▶ Work task:
Reproduce the entries so that every line matches the original exactly.

▶ Material for the task:
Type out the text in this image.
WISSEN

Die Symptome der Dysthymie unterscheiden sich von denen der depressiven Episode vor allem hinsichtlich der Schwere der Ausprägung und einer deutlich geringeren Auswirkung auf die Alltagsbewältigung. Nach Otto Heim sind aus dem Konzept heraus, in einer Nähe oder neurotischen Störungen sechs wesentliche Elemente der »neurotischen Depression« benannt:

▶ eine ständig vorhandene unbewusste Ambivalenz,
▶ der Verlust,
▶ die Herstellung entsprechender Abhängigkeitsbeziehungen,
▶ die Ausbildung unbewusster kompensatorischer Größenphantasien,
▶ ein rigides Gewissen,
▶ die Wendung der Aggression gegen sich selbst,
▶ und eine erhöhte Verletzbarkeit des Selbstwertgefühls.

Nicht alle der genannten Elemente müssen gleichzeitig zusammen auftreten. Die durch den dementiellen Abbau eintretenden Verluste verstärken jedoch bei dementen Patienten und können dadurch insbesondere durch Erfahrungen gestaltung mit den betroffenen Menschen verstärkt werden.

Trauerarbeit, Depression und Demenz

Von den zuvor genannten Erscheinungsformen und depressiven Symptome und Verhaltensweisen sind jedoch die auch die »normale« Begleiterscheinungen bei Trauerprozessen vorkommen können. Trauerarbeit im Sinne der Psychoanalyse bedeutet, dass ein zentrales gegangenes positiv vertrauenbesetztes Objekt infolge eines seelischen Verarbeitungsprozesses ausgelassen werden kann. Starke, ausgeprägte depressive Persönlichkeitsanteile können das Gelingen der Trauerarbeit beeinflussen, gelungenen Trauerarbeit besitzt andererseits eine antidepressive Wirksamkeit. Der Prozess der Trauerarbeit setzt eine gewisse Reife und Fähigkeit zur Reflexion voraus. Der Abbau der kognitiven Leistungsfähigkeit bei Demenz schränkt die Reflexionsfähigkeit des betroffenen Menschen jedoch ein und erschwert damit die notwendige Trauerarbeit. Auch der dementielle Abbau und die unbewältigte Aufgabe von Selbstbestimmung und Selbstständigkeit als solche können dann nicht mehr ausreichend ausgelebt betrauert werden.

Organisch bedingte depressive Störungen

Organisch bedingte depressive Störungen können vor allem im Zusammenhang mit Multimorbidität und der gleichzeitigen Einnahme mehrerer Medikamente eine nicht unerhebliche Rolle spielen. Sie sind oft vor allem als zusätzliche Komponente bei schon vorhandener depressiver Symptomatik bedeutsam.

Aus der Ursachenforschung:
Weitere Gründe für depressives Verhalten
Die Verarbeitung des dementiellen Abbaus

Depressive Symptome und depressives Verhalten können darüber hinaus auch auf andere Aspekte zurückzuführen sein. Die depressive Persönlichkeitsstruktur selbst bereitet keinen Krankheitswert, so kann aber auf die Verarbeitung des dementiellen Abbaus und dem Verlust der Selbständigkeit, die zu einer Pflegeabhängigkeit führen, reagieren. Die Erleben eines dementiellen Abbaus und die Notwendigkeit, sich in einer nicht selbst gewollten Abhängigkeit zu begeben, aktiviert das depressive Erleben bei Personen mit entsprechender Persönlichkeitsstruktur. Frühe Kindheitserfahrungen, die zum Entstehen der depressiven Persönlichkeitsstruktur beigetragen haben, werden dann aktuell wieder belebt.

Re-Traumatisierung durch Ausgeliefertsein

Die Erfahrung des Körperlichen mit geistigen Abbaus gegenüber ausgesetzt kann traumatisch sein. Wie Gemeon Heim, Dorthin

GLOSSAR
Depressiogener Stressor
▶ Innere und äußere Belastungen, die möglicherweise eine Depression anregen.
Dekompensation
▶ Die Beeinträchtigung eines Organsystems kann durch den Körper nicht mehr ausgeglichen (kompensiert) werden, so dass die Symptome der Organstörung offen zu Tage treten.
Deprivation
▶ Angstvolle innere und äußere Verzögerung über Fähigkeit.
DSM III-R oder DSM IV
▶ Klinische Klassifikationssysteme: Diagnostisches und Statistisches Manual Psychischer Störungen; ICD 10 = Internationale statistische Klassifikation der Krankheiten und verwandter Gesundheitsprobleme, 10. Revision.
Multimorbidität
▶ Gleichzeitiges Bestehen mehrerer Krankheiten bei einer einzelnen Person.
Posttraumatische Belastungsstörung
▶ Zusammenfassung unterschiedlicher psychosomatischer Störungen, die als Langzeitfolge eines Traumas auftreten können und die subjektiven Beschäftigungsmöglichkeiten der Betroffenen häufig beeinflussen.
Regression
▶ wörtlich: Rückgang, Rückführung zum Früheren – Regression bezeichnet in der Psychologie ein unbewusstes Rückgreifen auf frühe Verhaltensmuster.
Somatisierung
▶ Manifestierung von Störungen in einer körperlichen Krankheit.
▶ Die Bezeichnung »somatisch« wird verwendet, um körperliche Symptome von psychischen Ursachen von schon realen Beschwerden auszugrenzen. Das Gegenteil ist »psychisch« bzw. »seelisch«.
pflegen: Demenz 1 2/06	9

▶ Expected answer:
Type out the text in this image.
WISSEN

Die Symptome der Dysthymie unterscheiden sich von denen der depressiven Episode vor allem hinsichtlich der Schwere der Ausprägung und einer deutlich geringeren Auswirkung auf die Alltagsbewältigung. Nach Otto Heim sind aus dem Konzept heraus, in einer Nähe oder neurotischen Störungen sechs wesentliche Elemente der »neurotischen Depression« benannt:

▶ eine ständig vorhandene unbewusste Ambivalenz,
▶ der Verlust,
▶ die Herstellung entsprechender Abhängigkeitsbeziehungen,
▶ die Ausbildung unbewusster kompensatorischer Größenphantasien,
▶ ein rigides Gewissen,
▶ die Wendung der Aggression gegen sich selbst,
▶ und eine erhöhte Verletzbarkeit des Selbstwertgefühls.

Nicht alle der genannten Elemente müssen gleichzeitig zusammen auftreten. Die durch den dementiellen Abbau eintretenden Verluste verstärken jedoch bei dementen Patienten und können dadurch insbesondere durch Erfahrungen gestaltung mit den betroffenen Menschen verstärkt werden.

Trauerarbeit, Depression und Demenz

Von den zuvor genannten Erscheinungsformen und depressiven Symptome und Verhaltensweisen sind jedoch die auch die »normale« Begleiterscheinungen bei Trauerprozessen vorkommen können. Trauerarbeit im Sinne der Psychoanalyse bedeutet, dass ein zentrales gegangenes positiv vertrauenbesetztes Objekt infolge eines seelischen Verarbeitungsprozesses ausgelassen werden kann. Starke, ausgeprägte depressive Persönlichkeitsanteile können das Gelingen der Trauerarbeit beeinflussen, gelungenen Trauerarbeit besitzt andererseits eine antidepressive Wirksamkeit. Der Prozess der Trauerarbeit setzt eine gewisse Reife und Fähigkeit zur Reflexion voraus. Der Abbau der kognitiven Leistungsfähigkeit bei Demenz schränkt die Reflexionsfähigkeit des betroffenen Menschen jedoch ein und erschwert damit die notwendige Trauerarbeit. Auch der dementielle Abbau und die unbewältigte Aufgabe von Selbstbestimmung und Selbstständigkeit als solche können dann nicht mehr ausreichend ausgelebt betrauert werden.

Organisch bedingte depressive Störungen

Organisch bedingte depressive Störungen können vor allem im Zusammenhang mit Multimorbidität und der gleichzeitigen Einnahme mehrerer Medikamente eine nicht unerhebliche Rolle spielen. Sie sind oft vor allem als zusätzliche Komponente bei schon vorhandener depressiver Symptomatik bedeutsam.

Aus der Ursachenforschung:
Weitere Gründe für depressives Verhalten
Die Verarbeitung des dementiellen Abbaus

Depressive Symptome und depressives Verhalten können darüber hinaus auch auf andere Aspekte zurückzuführen sein. Die depressive Persönlichkeitsstruktur selbst bereitet keinen Krankheitswert, so kann aber auf die Verarbeitung des dementiellen Abbaus und dem Verlust der Selbständigkeit, die zu einer Pflegeabhängigkeit führen, reagieren. Die Erleben eines dementiellen Abbaus und die Notwendigkeit, sich in einer nicht selbst gewollten Abhängigkeit zu begeben, aktiviert das depressive Erleben bei Personen mit entsprechender Persönlichkeitsstruktur. Frühe Kindheitserfahrungen, die zum Entstehen der depressiven Persönlichkeitsstruktur beigetragen haben, werden dann aktuell wieder belebt.

Re-Traumatisierung durch Ausgeliefertsein

Die Erfahrung des Körperlichen mit geistigen Abbaus gegenüber ausgesetzt kann traumatisch sein. Wie Gemeon Heim, Dorthin

GLOSSAR
Depressiogener Stressor
▶ Innere und äußere Belastungen, die möglicherweise eine Depression anregen.
Dekompensation
▶ Die Beeinträchtigung eines Organsystems kann durch den Körper nicht mehr ausgeglichen (kompensiert) werden, so dass die Symptome der Organstörung offen zu Tage treten.
Deprivation
▶ Angstvolle innere und äußere Verzögerung über Fähigkeit.
DSM III-R oder DSM IV
▶ Klinische Klassifikationssysteme: Diagnostisches und Statistisches Manual Psychischer Störungen; ICD 10 = Internationale statistische Klassifikation der Krankheiten und verwandter Gesundheitsprobleme, 10. Revision.
Multimorbidität
▶ Gleichzeitiges Bestehen mehrerer Krankheiten bei einer einzelnen Person.
Posttraumatische Belastungsstörung
▶ Zusammenfassung unterschiedlicher psychosomatischer Störungen, die als Langzeitfolge eines Traumas auftreten können und die subjektiven Beschäftigungsmöglichkeiten der Betroffenen häufig beeinflussen.
Regression
▶ wörtlich: Rückgang, Rückführung zum Früheren – Regression bezeichnet in der Psychologie ein unbewusstes Rückgreifen auf frühe Verhaltensmuster.
Somatisierung
▶ Manifestierung von Störungen in einer körperlichen Krankheit.
▶ Die Bezeichnung »somatisch« wird verwendet, um körperliche Symptome von psychischen Ursachen von schon realen Beschwerden auszugrenzen. Das Gegenteil ist »psychisch« bzw. »seelisch«.
pflegen: Demenz 1 2/06	9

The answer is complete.